Makale:
==*==

DEĞERLER EĞİTİMİ SORUN MU ÇÖZÜM MÜ?
Öğretim programlarının güncellenmesi ve yenilenmesiyle birlikte milli ve manevi değerlerin önemi artmış, tüm kademelerde bunların yerleşmesi ve kalıcı olması öngörülmüştür. Ancak değerler eğitimini incelemeden önce Bakanlığımızın konu hakkındaki açıklamalarını hatırlamakta fayda var:
“Bakanlığımız, ilköğretim ve ortaöğretim düzeyindeki öğrencilerin toplumun duygu, inanç, öncelik ve değerlerinin farkında olmasını amaçlamakta, milli ve manevi değerleri özümsemiş olması yönünde çalışmalar yapmaktadır. Bu kapsamda öğretim programlarına milli birlik ve beraberlik ruhumuzu ayakta tutacak değerlerimizi yerleştirerek güncelleme çalışmaları yapılmıştır.”
“Değerlerin kalıcı ve anlamlı olabilmesi için dersin kazanımları ve konularla ilişkilendirilmesi gerekliliği, aksi durumda sadece konu bağlamından kopuk kelimeler olarak kalabileceği endişesinden hareketle, öğrencilere aktarılması hedeflenen değerler her dersin doğası ve kazanımları göz önünde bulundurularak belirlenmiştir.”
“Öğretim programlarında vatan sevgisi, nezaket ve görgü kuralları, sabır, adil olma, aile birliğine önem verme, bağımsızlık ve özgür düşünebilme, dürüstlük, misafirperverlik, saygı, sevgi, sorumluluk, temizlik, vatanseverlik gibi birçok değerin işlenmesi ile birlikte sınıf ortamında uygulamalarla hayata geçirilmesi ve davranışa dönüştürülmesi hedeflenmektedir.”

==*==

Alıştırmalar:
1. Makaleye göre öğrencilere aktarılması hedeflenen değerler neye bakılarak belirlenmiştir?
2. Makalede aktarılan açıklamaya göre Bakanlık, öğrencilerin toplumun hangi şeylerinin farkında olmasını amaçlamaktadır? Hepsini sıralayın.

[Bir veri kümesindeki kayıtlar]
==*==

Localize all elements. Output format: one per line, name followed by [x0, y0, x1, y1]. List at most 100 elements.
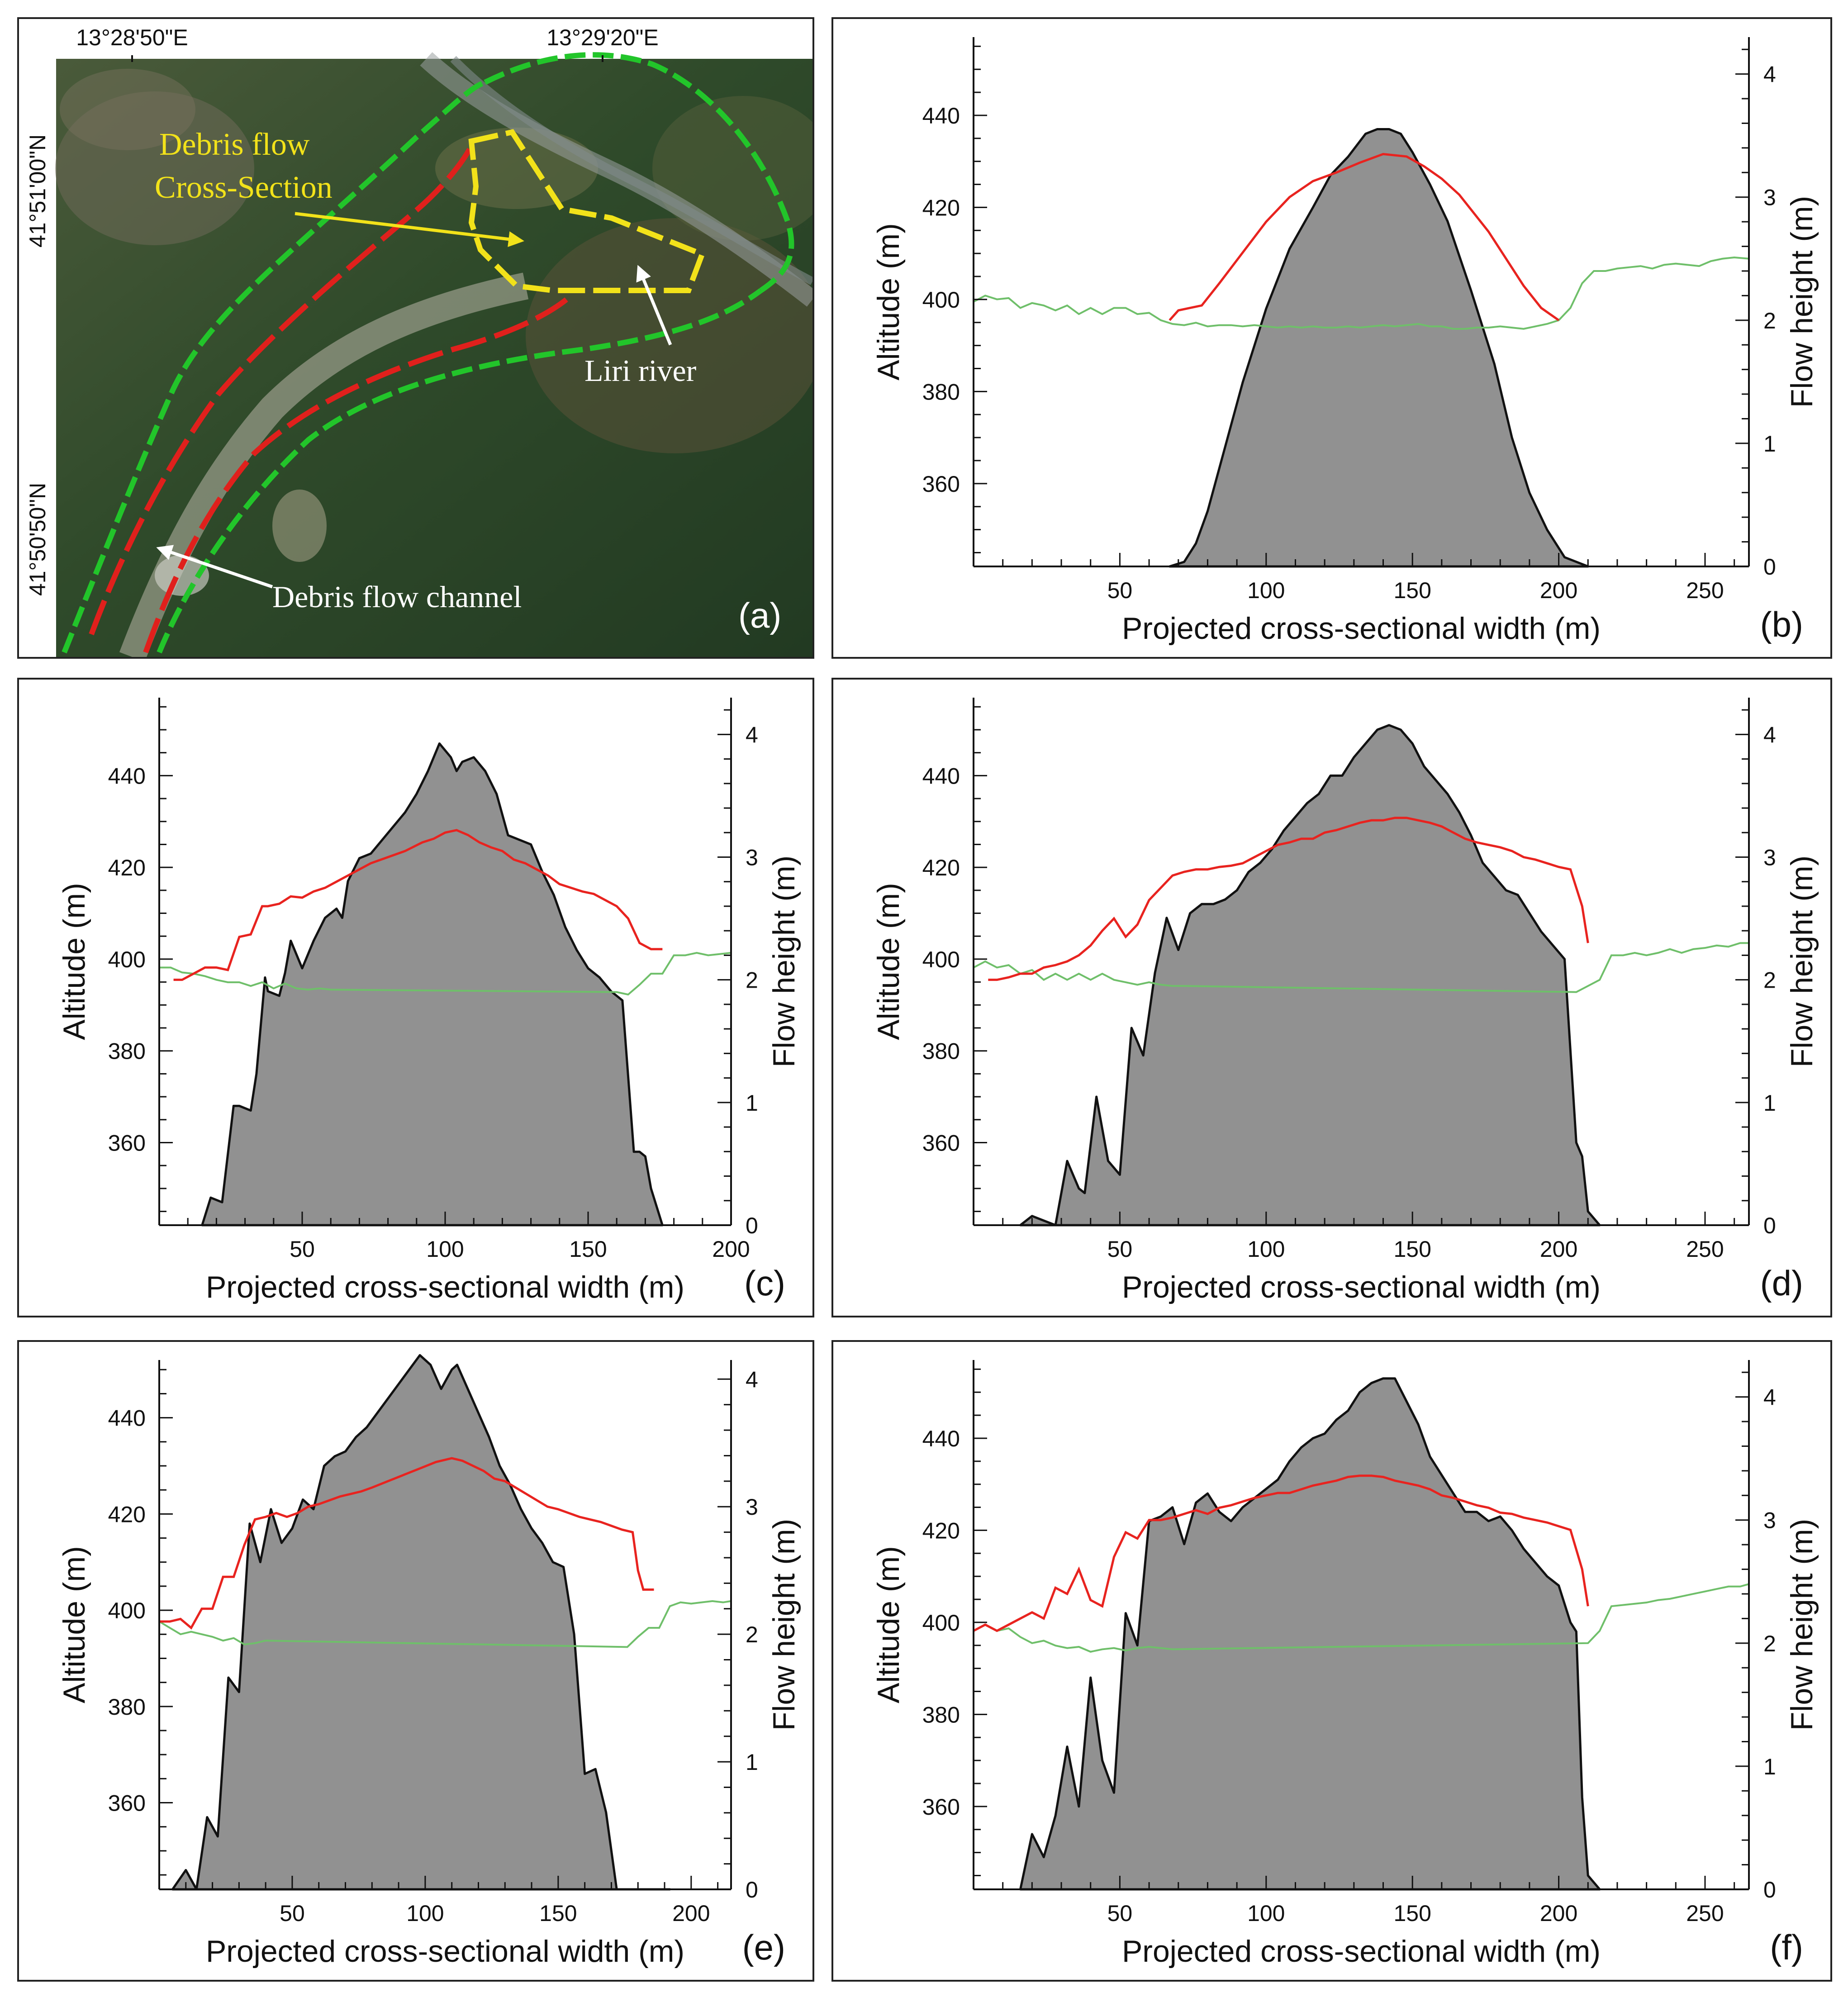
channel-label: Debris flow channel: [272, 580, 522, 614]
y2-tick-label-d: 2: [1763, 968, 1776, 993]
y2-tick-label-f: 2: [1763, 1631, 1776, 1656]
cross-section-arrow: [295, 212, 524, 247]
x-tick-label-d: 50: [1107, 1236, 1133, 1262]
x-tick-label-c: 150: [569, 1236, 607, 1262]
y-axis-label-f: Altitude (m): [871, 1546, 906, 1703]
x-tick-label-b: 100: [1247, 578, 1285, 603]
panel-letter-e: (e): [742, 1927, 785, 1967]
y2-tick-label-e: 0: [746, 1877, 758, 1902]
y-tick-label-c: 420: [108, 855, 146, 880]
terrain-area-e: [171, 1354, 671, 1891]
y2-tick-label-c: 3: [746, 845, 758, 870]
y2-tick-label-b: 3: [1763, 185, 1776, 210]
chart-panel-b: 360 380 400 420 440 0 1 2 3 4 50 100 150 200 250 Projec…: [831, 17, 1832, 659]
map-annotations: Debris flow Cross-Section Liri river Deb…: [155, 127, 781, 635]
x-tick-label-e: 100: [406, 1901, 444, 1926]
flow-line-green-d: [973, 942, 1749, 993]
y2-axis-label-d: Flow height (m): [1785, 856, 1819, 1068]
x-tick-label-d: 150: [1393, 1236, 1431, 1262]
y2-tick-label-e: 2: [746, 1622, 758, 1647]
y2-tick-label-c: 4: [746, 722, 758, 747]
y-tick-label-f: 420: [922, 1518, 960, 1543]
boundary-lines: [62, 52, 794, 654]
x-tick-label-e: 150: [539, 1901, 577, 1926]
channel-arrow: [156, 545, 273, 589]
y2-tick-label-d: 4: [1763, 722, 1776, 747]
x-tick-label-f: 200: [1540, 1901, 1577, 1926]
chart-panel-c: 360 380 400 420 440 0 1 2 3 4 50 100 150 200 Projected…: [17, 678, 814, 1317]
y-tick-label-d: 360: [922, 1130, 960, 1156]
y-tick-label-e: 360: [108, 1791, 146, 1816]
x-tick-label-f: 100: [1247, 1901, 1285, 1926]
y-tick-label-c: 400: [108, 947, 146, 972]
lon-label-west: 13°28'50"E: [76, 25, 188, 50]
x-axis-label-f: Projected cross-sectional width (m): [1122, 1934, 1601, 1969]
map-panel: Debris flow Cross-Section Liri river Deb…: [17, 17, 814, 659]
y-tick-label-b: 400: [922, 287, 960, 313]
y-tick-label-c: 380: [108, 1039, 146, 1064]
x-tick-label-c: 200: [712, 1236, 750, 1262]
cross-section-label-line2: Cross-Section: [155, 170, 333, 205]
x-tick-label-f: 50: [1107, 1901, 1133, 1926]
y2-axis-label-b: Flow height (m): [1785, 196, 1819, 408]
y-tick-label-b: 420: [922, 195, 960, 220]
y-tick-label-c: 440: [108, 763, 146, 789]
flow-line-green-c: [159, 951, 732, 996]
y-tick-label-e: 380: [108, 1694, 146, 1720]
x-axis-label-b: Projected cross-sectional width (m): [1122, 611, 1601, 646]
flow-line-red-d: [988, 817, 1589, 981]
panel-letter-b: (b): [1760, 604, 1803, 644]
y-tick-label-e: 400: [108, 1598, 146, 1623]
x-tick-label-d: 200: [1540, 1236, 1577, 1262]
terrain-area-b: [1168, 128, 1589, 568]
y2-tick-label-b: 0: [1763, 554, 1776, 580]
flow-line-green-e: [158, 1600, 732, 1648]
flow-line-red-c: [173, 829, 663, 981]
panel-letter-d: (d): [1760, 1263, 1803, 1303]
y2-tick-label-c: 2: [746, 968, 758, 993]
y-tick-label-d: 440: [922, 763, 960, 789]
x-tick-label-b: 50: [1107, 578, 1133, 603]
flow-line-green-f: [973, 1583, 1749, 1653]
y2-tick-label-b: 2: [1763, 308, 1776, 333]
y-tick-label-e: 420: [108, 1502, 146, 1527]
x-tick-label-d: 250: [1686, 1236, 1724, 1262]
x-tick-label-c: 100: [426, 1236, 464, 1262]
x-tick-label-c: 50: [290, 1236, 315, 1262]
y-axis-label-e: Altitude (m): [57, 1546, 91, 1703]
y2-tick-label-c: 1: [746, 1090, 758, 1116]
lat-label-north: 41°51'00"N: [25, 134, 50, 247]
y2-tick-label-d: 1: [1763, 1090, 1776, 1116]
chart-d: 360 380 400 420 440 0 1 2 3 4 50 100 150 200 250 Projec…: [871, 698, 1819, 1304]
x-tick-label-b: 200: [1540, 578, 1577, 603]
y2-tick-label-d: 3: [1763, 845, 1776, 870]
y2-axis-label-f: Flow height (m): [1785, 1519, 1819, 1731]
y2-tick-label-d: 0: [1763, 1213, 1776, 1238]
y2-tick-label-e: 3: [746, 1494, 758, 1520]
y2-tick-label-f: 4: [1763, 1385, 1776, 1410]
channel-axis-lines: [89, 144, 568, 654]
lat-label-south: 41°50'50"N: [25, 483, 50, 596]
x-tick-label-f: 150: [1393, 1901, 1431, 1926]
chart-e: 360 380 400 420 440 0 1 2 3 4 50 100 150 200 Projected…: [57, 1354, 801, 1969]
panel-letter-c: (c): [744, 1263, 785, 1303]
x-axis-label-e: Projected cross-sectional width (m): [206, 1934, 684, 1969]
x-tick-label-b: 150: [1393, 578, 1431, 603]
coordinate-labels: 13°28'50"E 13°29'20"E 41°51'00"N 41°50'5…: [25, 25, 659, 596]
x-tick-label-f: 250: [1686, 1901, 1724, 1926]
chart-b: 360 380 400 420 440 0 1 2 3 4 50 100 150 200 250 Projec…: [871, 37, 1819, 646]
y2-axis-label-c: Flow height (m): [767, 856, 801, 1068]
x-tick-label-b: 250: [1686, 578, 1724, 603]
chart-panel-e: 360 380 400 420 440 0 1 2 3 4 50 100 150 200 Projected…: [17, 1340, 814, 1982]
y2-tick-label-c: 0: [746, 1213, 758, 1238]
y2-tick-label-f: 3: [1763, 1508, 1776, 1533]
chart-f: 360 380 400 420 440 0 1 2 3 4 50 100 150 200 250 Projec…: [871, 1360, 1819, 1969]
chart-panel-f: 360 380 400 420 440 0 1 2 3 4 50 100 150 200 250 Projec…: [831, 1340, 1832, 1982]
flow-line-red-b: [1169, 152, 1560, 321]
y-tick-label-f: 360: [922, 1794, 960, 1820]
y2-tick-label-b: 1: [1763, 431, 1776, 457]
flow-line-red-f: [973, 1474, 1589, 1632]
terrain-area-f: [1019, 1377, 1601, 1891]
river-arrow: [636, 265, 672, 346]
y2-tick-label-f: 0: [1763, 1877, 1776, 1902]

==*==

Cevap Listesi:
1. Her dersin doğası ve kazanımları göz önünde bulundurularak belirlenmiştir.

2. Duygu, inanç, öncelik ve değerler.